TASK OBJECTIVE — Can you write out all of these entries again with every "y-tick-label" switched to "y-axis-label", changing nothing else and leaving the pictures out?

────────────────

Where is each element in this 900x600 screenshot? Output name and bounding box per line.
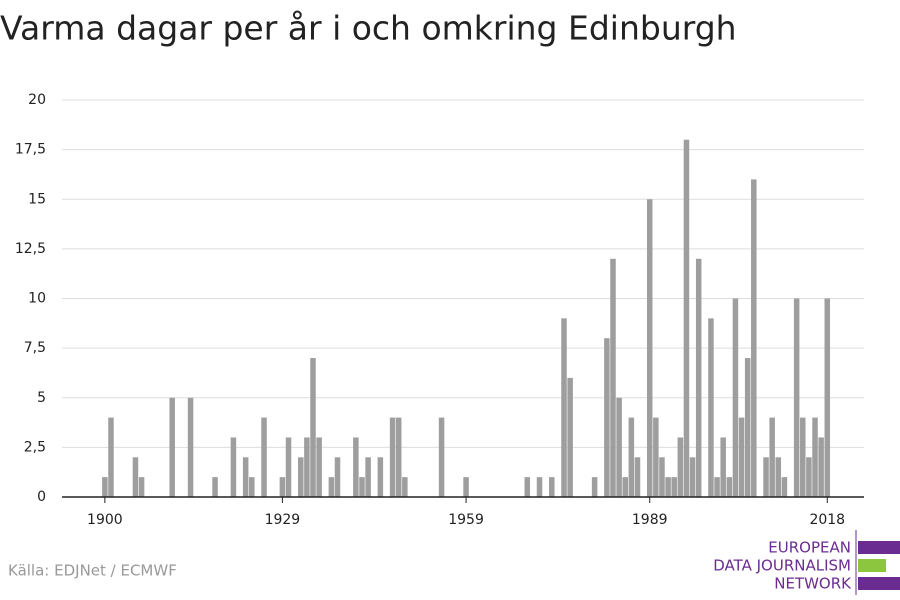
bar <box>677 437 684 497</box>
bar <box>744 358 751 497</box>
bar <box>793 298 800 497</box>
bar <box>732 298 739 497</box>
bar <box>769 417 775 497</box>
bar <box>249 477 255 497</box>
bar <box>187 397 194 497</box>
bar <box>818 437 824 497</box>
bar <box>316 437 322 497</box>
bar <box>334 457 341 497</box>
bar <box>524 477 531 497</box>
y-tick-label: 5 <box>37 390 46 406</box>
bar <box>695 258 702 497</box>
bar <box>800 417 806 497</box>
x-tick-label: 1959 <box>448 512 484 528</box>
logo-bar <box>858 559 886 572</box>
y-tick-label: 17,5 <box>15 142 46 158</box>
bar <box>279 477 286 497</box>
x-tick-label: 2018 <box>809 512 845 528</box>
chart-title: Varma dagar per år i och omkring Edinbur… <box>0 9 737 48</box>
bar <box>438 417 445 497</box>
bar <box>132 457 139 497</box>
logo-bar <box>858 577 900 590</box>
bar <box>646 199 653 497</box>
bar <box>536 477 543 497</box>
bar <box>102 477 108 497</box>
bar <box>591 477 598 497</box>
bar <box>665 477 671 497</box>
x-tick-label: 1989 <box>632 512 668 528</box>
bar <box>365 457 371 497</box>
bar <box>567 377 573 497</box>
bar <box>610 258 616 497</box>
x-tick-label: 1900 <box>87 512 123 528</box>
y-tick-label: 0 <box>37 489 46 505</box>
bar <box>402 477 408 497</box>
bar <box>285 437 292 497</box>
bar <box>671 477 677 497</box>
bar <box>212 477 218 497</box>
bar <box>751 179 757 497</box>
bar <box>653 417 659 497</box>
bar <box>389 417 396 497</box>
bar <box>781 477 788 497</box>
y-tick-label: 12,5 <box>15 241 46 257</box>
bar <box>377 457 384 497</box>
logo-text: DATA JOURNALISM <box>713 557 851 575</box>
bar <box>230 437 237 497</box>
bar <box>328 477 335 497</box>
bar <box>549 477 555 497</box>
bar <box>561 318 567 497</box>
bar <box>763 457 769 497</box>
bar <box>806 457 812 497</box>
bar <box>720 437 726 497</box>
logo-text: NETWORK <box>774 575 852 593</box>
logo-text: EUROPEAN <box>768 539 851 557</box>
bar <box>298 457 304 497</box>
bar <box>353 437 359 497</box>
bar <box>812 417 818 497</box>
bar <box>824 298 831 497</box>
source: Källa: EDJNet / ECMWF <box>8 562 177 580</box>
bar <box>634 457 641 497</box>
bar <box>604 338 610 497</box>
bar <box>689 457 696 497</box>
y-tick-label: 20 <box>28 92 46 108</box>
bar <box>628 417 635 497</box>
bar <box>359 477 365 497</box>
bar <box>708 318 714 497</box>
bar <box>108 417 114 497</box>
bar <box>261 417 267 497</box>
bar <box>714 477 720 497</box>
bar <box>738 417 745 497</box>
bar <box>463 477 469 497</box>
bar <box>169 397 175 497</box>
logo-bar <box>858 541 900 554</box>
bar <box>622 477 628 497</box>
bar <box>683 139 690 497</box>
y-tick-label: 2,5 <box>24 439 46 455</box>
bar <box>395 417 402 497</box>
x-tick-label: 1929 <box>265 512 301 528</box>
bar <box>775 457 782 497</box>
bar <box>304 437 310 497</box>
y-tick-label: 15 <box>28 191 46 207</box>
bar <box>659 457 665 497</box>
bar <box>310 358 316 497</box>
y-tick-label: 7,5 <box>24 340 46 356</box>
bar <box>616 397 622 497</box>
bar <box>726 477 733 497</box>
bar <box>242 457 249 497</box>
y-tick-label: 10 <box>28 291 46 307</box>
bar <box>138 477 145 497</box>
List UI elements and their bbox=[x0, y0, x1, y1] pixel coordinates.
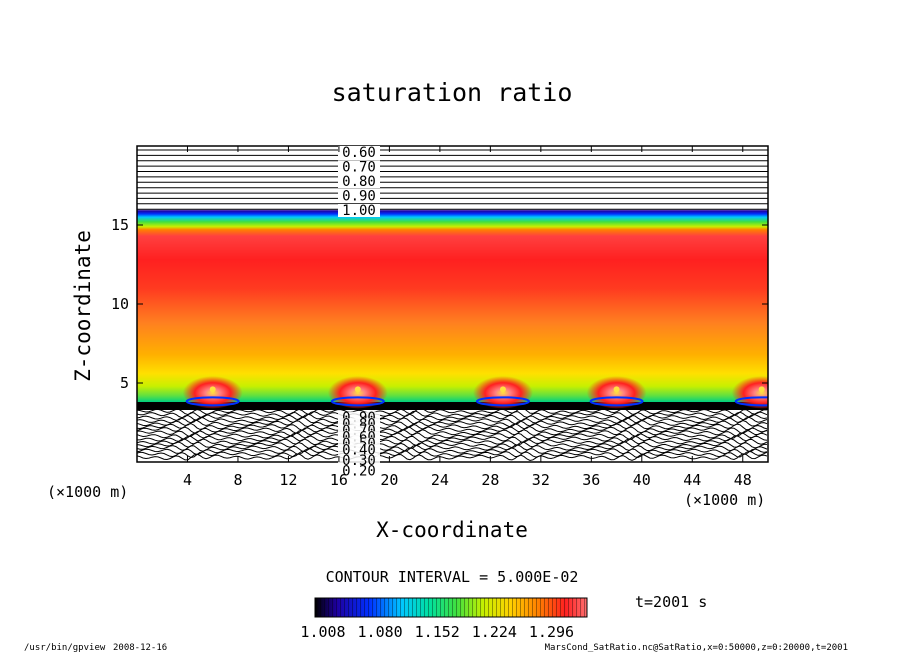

────────────────

THE ANSWER —
Where is each element in this 900x600 screenshot? Output name and bounding box per line.
bar <box>677 437 684 497</box>
bar <box>744 358 751 497</box>
bar <box>793 298 800 497</box>
bar <box>732 298 739 497</box>
bar <box>769 417 775 497</box>
bar <box>249 477 255 497</box>
bar <box>187 397 194 497</box>
bar <box>818 437 824 497</box>
bar <box>316 437 322 497</box>
bar <box>334 457 341 497</box>
bar <box>524 477 531 497</box>
y-axis-label: 5 <box>37 390 46 406</box>
bar <box>695 258 702 497</box>
bar <box>800 417 806 497</box>
x-tick-label: 1959 <box>448 512 484 528</box>
logo-bar <box>858 559 886 572</box>
y-axis-label: 17,5 <box>15 142 46 158</box>
bar <box>279 477 286 497</box>
x-tick-label: 2018 <box>809 512 845 528</box>
chart-title: Varma dagar per år i och omkring Edinbur… <box>0 9 737 48</box>
bar <box>438 417 445 497</box>
bar <box>132 457 139 497</box>
logo-bar <box>858 577 900 590</box>
bar <box>646 199 653 497</box>
bar <box>536 477 543 497</box>
bar <box>102 477 108 497</box>
bar <box>591 477 598 497</box>
bar <box>665 477 671 497</box>
x-tick-label: 1989 <box>632 512 668 528</box>
bar <box>365 457 371 497</box>
bar <box>567 377 573 497</box>
bar <box>610 258 616 497</box>
x-tick-label: 1900 <box>87 512 123 528</box>
y-axis-label: 0 <box>37 489 46 505</box>
bar <box>402 477 408 497</box>
bar <box>285 437 292 497</box>
bar <box>671 477 677 497</box>
bar <box>212 477 218 497</box>
bar <box>751 179 757 497</box>
bar <box>653 417 659 497</box>
bar <box>389 417 396 497</box>
bar <box>781 477 788 497</box>
y-axis-label: 12,5 <box>15 241 46 257</box>
bar <box>377 457 384 497</box>
logo-text: DATA JOURNALISM <box>713 557 851 575</box>
bar <box>230 437 237 497</box>
bar <box>328 477 335 497</box>
bar <box>549 477 555 497</box>
bar <box>561 318 567 497</box>
bar <box>763 457 769 497</box>
bar <box>806 457 812 497</box>
bar <box>720 437 726 497</box>
logo-text: NETWORK <box>774 575 852 593</box>
logo-text: EUROPEAN <box>768 539 851 557</box>
bar <box>298 457 304 497</box>
bar <box>353 437 359 497</box>
bar <box>812 417 818 497</box>
bar <box>824 298 831 497</box>
source: Källa: EDJNet / ECMWF <box>8 562 177 580</box>
bar <box>634 457 641 497</box>
bar <box>604 338 610 497</box>
bar <box>689 457 696 497</box>
y-axis-label: 20 <box>28 92 46 108</box>
bar <box>628 417 635 497</box>
bar <box>359 477 365 497</box>
bar <box>708 318 714 497</box>
bar <box>108 417 114 497</box>
bar <box>261 417 267 497</box>
bar <box>714 477 720 497</box>
bar <box>738 417 745 497</box>
bar <box>463 477 469 497</box>
bar <box>169 397 175 497</box>
logo-bar <box>858 541 900 554</box>
bar <box>622 477 628 497</box>
bar <box>683 139 690 497</box>
y-axis-label: 2,5 <box>24 439 46 455</box>
bar <box>395 417 402 497</box>
x-tick-label: 1929 <box>265 512 301 528</box>
bar <box>775 457 782 497</box>
bar <box>304 437 310 497</box>
y-axis-label: 15 <box>28 191 46 207</box>
bar <box>659 457 665 497</box>
bar <box>310 358 316 497</box>
y-axis-label: 7,5 <box>24 340 46 356</box>
bar <box>616 397 622 497</box>
bar <box>726 477 733 497</box>
bar <box>242 457 249 497</box>
y-axis-label: 10 <box>28 291 46 307</box>
bar <box>138 477 145 497</box>
List UI elements and their bbox=[x0, y0, x1, y1] pixel coordinates.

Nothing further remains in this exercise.